TE LEZEN TEKST:
>>>

Nothing he's got he really needs,
Twenty first century schizoid man.
King Crimson, Twenty first century schizoid man
Onze maatschappij wordt steeds complexer. Onze industriële samenleving verandert in een netwerksamenleving. Kennis van nu is daarom ofwel allang gedateerd of zal dat binnenkort zijn. Het bedrijfsleven zit te springen om creatief en innovatief personeel dat de uitdagingen van morgen aankan: specifieke vakkennis is veel minder belangrijk. Wat voor werk dat personeel zal doen weten we nu nog niet, we weten alleen dat de banen van de toekomst in niets op onze huidige arbeid zal lijken. Intussen blijven scholen hopeloos conversatieve instellingen die investeren in het opleiden tot het werk van gisteren. Wie een school binnenstapt belandt in een tijdmachine naar het verleden. Het echte onderwijsmuseum is de school zélf. Deze net-begonnen eeuw vraagt om nieuwe, '21ste-eeuwse' vaardigheden.

<<<

AANGELEVERD MATERIAAL:
>>>

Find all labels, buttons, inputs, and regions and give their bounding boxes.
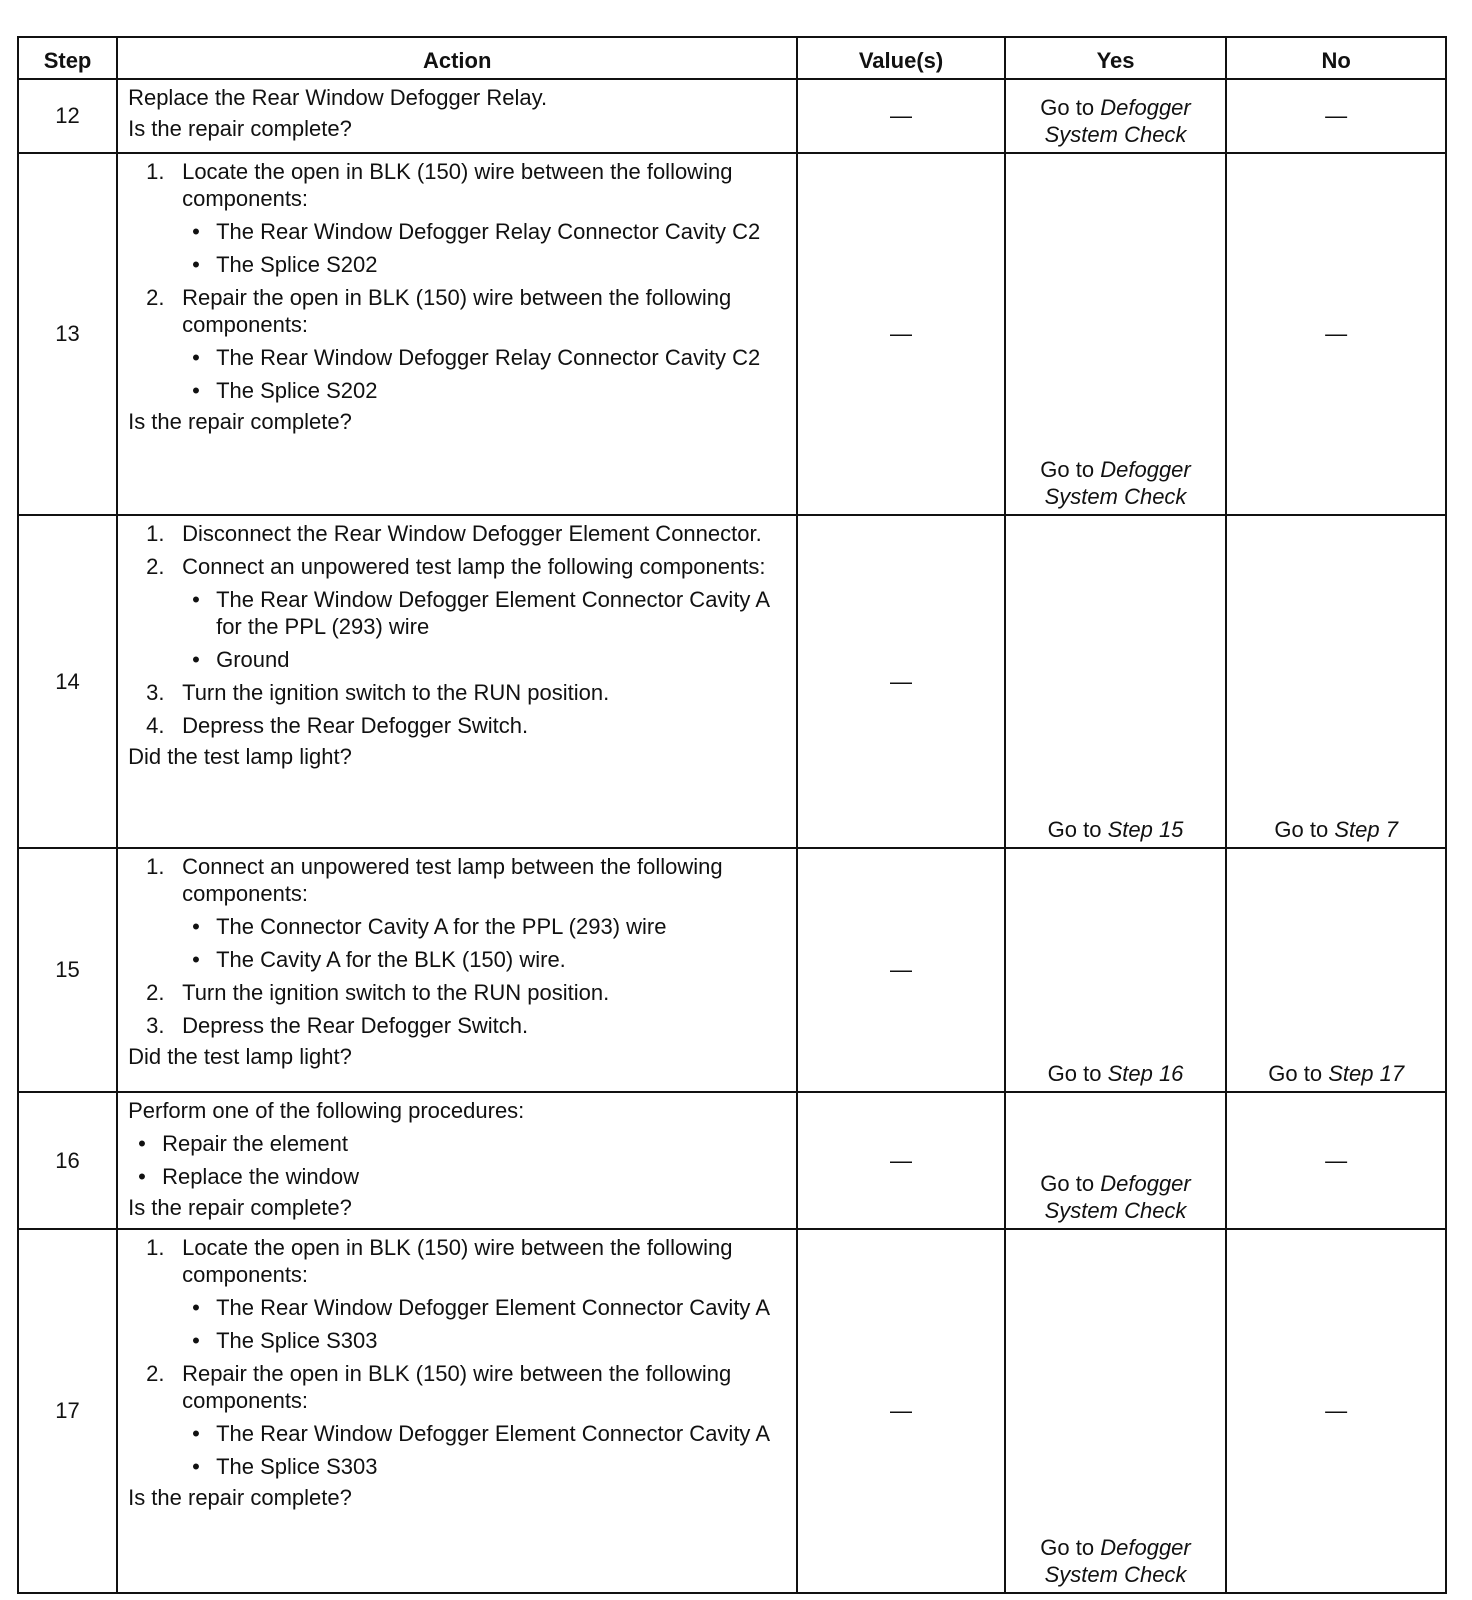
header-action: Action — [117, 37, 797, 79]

<<<

WAT JE MOET DOEN:
Neem de tekst over 21ste-eeuwse vaardigheden hierboven volledig en woordelijk over.

SCHRIFTELIJK ANTWOORD:
Nothing he's got he really needs,
Twenty first century schizoid man.
King Crimson, Twenty first century schizoid man
Onze maatschappij wordt steeds complexer. Onze industriële samenleving verandert in een netwerksamenleving. Kennis van nu is daarom ofwel allang gedateerd of zal dat binnenkort zijn. Het bedrijfsleven zit te springen om creatief en innovatief personeel dat de uitdagingen van morgen aankan: specifieke vakkennis is veel minder belangrijk. Wat voor werk dat personeel zal doen weten we nu nog niet, we weten alleen dat de banen van de toekomst in niets op onze huidige arbeid zal lijken. Intussen blijven scholen hopeloos conversatieve instellingen die investeren in het opleiden tot het werk van gisteren. Wie een school binnenstapt belandt in een tijdmachine naar het verleden. Het echte onderwijsmuseum is de school zélf. Deze net-begonnen eeuw vraagt om nieuwe, '21ste-eeuwse' vaardigheden.